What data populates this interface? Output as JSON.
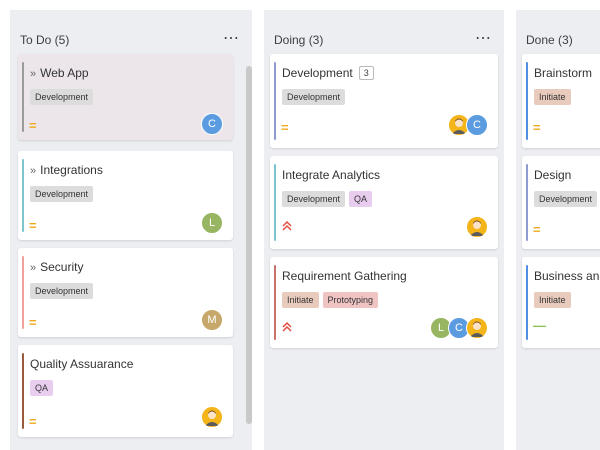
{
  "columns": [
    {
      "title": "To Do (5)",
      "more": "⋯",
      "cards": [
        {
          "title": "Web App",
          "tags": [
            {
              "label": "Development",
              "kind": "dev"
            }
          ],
          "priority_icon": "=",
          "avatars": [
            {
              "text": "C",
              "color": "#5b9be0"
            }
          ]
        },
        {
          "title": "Integrations",
          "tags": [
            {
              "label": "Development",
              "kind": "dev"
            }
          ],
          "priority_icon": "=",
          "avatars": [
            {
              "text": "L",
              "color": "#98b562"
            }
          ]
        },
        {
          "title": "Security",
          "tags": [
            {
              "label": "Development",
              "kind": "dev"
            }
          ],
          "priority_icon": "=",
          "avatars": [
            {
              "text": "M",
              "color": "#c7a86b"
            }
          ]
        },
        {
          "title": "Quality Assuarance",
          "tags": [
            {
              "label": "QA",
              "kind": "qa"
            }
          ],
          "priority_icon": "=",
          "avatars": [
            {
              "text": "",
              "face": true
            }
          ]
        }
      ]
    },
    {
      "title": "Doing (3)",
      "more": "⋯",
      "cards": [
        {
          "title": "Development",
          "count": "3",
          "tags": [
            {
              "label": "Development",
              "kind": "dev"
            }
          ],
          "priority_icon": "=",
          "avatars": [
            {
              "text": "",
              "face": true
            },
            {
              "text": "C",
              "color": "#5b9be0"
            }
          ]
        },
        {
          "title": "Integrate Analytics",
          "tags": [
            {
              "label": "Development",
              "kind": "dev"
            },
            {
              "label": "QA",
              "kind": "qa"
            }
          ],
          "priority_icon": "˄",
          "avatars": [
            {
              "text": "",
              "face": true
            }
          ]
        },
        {
          "title": "Requirement Gathering",
          "tags": [
            {
              "label": "Initiate",
              "kind": "init"
            },
            {
              "label": "Prototyping",
              "kind": "proto"
            }
          ],
          "priority_icon": "˄",
          "avatars": [
            {
              "text": "L",
              "color": "#98b562"
            },
            {
              "text": "C",
              "color": "#5b9be0"
            },
            {
              "text": "",
              "face": true
            }
          ]
        }
      ]
    },
    {
      "title": "Done (3)",
      "cards": [
        {
          "title": "Brainstorm",
          "tags": [
            {
              "label": "Initiate",
              "kind": "init"
            }
          ],
          "priority_icon": "="
        },
        {
          "title": "Design",
          "tags": [
            {
              "label": "Development",
              "kind": "dev"
            }
          ],
          "priority_icon": "="
        },
        {
          "title": "Business ana",
          "tags": [
            {
              "label": "Initiate",
              "kind": "init"
            }
          ],
          "priority_icon": "—"
        }
      ]
    }
  ],
  "colors": {
    "todo_accents": [
      "#9a9a9a",
      "#7ec4cf",
      "#f0a29a",
      "#9c5a3c"
    ],
    "doing_accents": [
      "#8d9bd0",
      "#7ec4cf",
      "#c9706b"
    ],
    "done_accents": [
      "#4f8ee0",
      "#8d9bd0",
      "#4f8ee0"
    ]
  }
}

- [TO BE DONE]
All the material shown above is to be copied exactly, with no pictures carried over.

- [SOLUTION FOR THIS TASK]
What data populates this interface? Output as JSON.
{
  "columns": [
    {
      "title": "To Do (5)",
      "more": "⋯",
      "cards": [
        {
          "title": "Web App",
          "tags": [
            {
              "label": "Development",
              "kind": "dev"
            }
          ],
          "priority_icon": "=",
          "avatars": [
            {
              "text": "C",
              "color": "#5b9be0"
            }
          ]
        },
        {
          "title": "Integrations",
          "tags": [
            {
              "label": "Development",
              "kind": "dev"
            }
          ],
          "priority_icon": "=",
          "avatars": [
            {
              "text": "L",
              "color": "#98b562"
            }
          ]
        },
        {
          "title": "Security",
          "tags": [
            {
              "label": "Development",
              "kind": "dev"
            }
          ],
          "priority_icon": "=",
          "avatars": [
            {
              "text": "M",
              "color": "#c7a86b"
            }
          ]
        },
        {
          "title": "Quality Assuarance",
          "tags": [
            {
              "label": "QA",
              "kind": "qa"
            }
          ],
          "priority_icon": "=",
          "avatars": [
            {
              "text": "",
              "face": true
            }
          ]
        }
      ]
    },
    {
      "title": "Doing (3)",
      "more": "⋯",
      "cards": [
        {
          "title": "Development",
          "count": "3",
          "tags": [
            {
              "label": "Development",
              "kind": "dev"
            }
          ],
          "priority_icon": "=",
          "avatars": [
            {
              "text": "",
              "face": true
            },
            {
              "text": "C",
              "color": "#5b9be0"
            }
          ]
        },
        {
          "title": "Integrate Analytics",
          "tags": [
            {
              "label": "Development",
              "kind": "dev"
            },
            {
              "label": "QA",
              "kind": "qa"
            }
          ],
          "priority_icon": "˄",
          "avatars": [
            {
              "text": "",
              "face": true
            }
          ]
        },
        {
          "title": "Requirement Gathering",
          "tags": [
            {
              "label": "Initiate",
              "kind": "init"
            },
            {
              "label": "Prototyping",
              "kind": "proto"
            }
          ],
          "priority_icon": "˄",
          "avatars": [
            {
              "text": "L",
              "color": "#98b562"
            },
            {
              "text": "C",
              "color": "#5b9be0"
            },
            {
              "text": "",
              "face": true
            }
          ]
        }
      ]
    },
    {
      "title": "Done (3)",
      "cards": [
        {
          "title": "Brainstorm",
          "tags": [
            {
              "label": "Initiate",
              "kind": "init"
            }
          ],
          "priority_icon": "="
        },
        {
          "title": "Design",
          "tags": [
            {
              "label": "Development",
              "kind": "dev"
            }
          ],
          "priority_icon": "="
        },
        {
          "title": "Business ana",
          "tags": [
            {
              "label": "Initiate",
              "kind": "init"
            }
          ],
          "priority_icon": "—"
        }
      ]
    }
  ],
  "colors": {
    "todo_accents": [
      "#9a9a9a",
      "#7ec4cf",
      "#f0a29a",
      "#9c5a3c"
    ],
    "doing_accents": [
      "#8d9bd0",
      "#7ec4cf",
      "#c9706b"
    ],
    "done_accents": [
      "#4f8ee0",
      "#8d9bd0",
      "#4f8ee0"
    ]
  }
}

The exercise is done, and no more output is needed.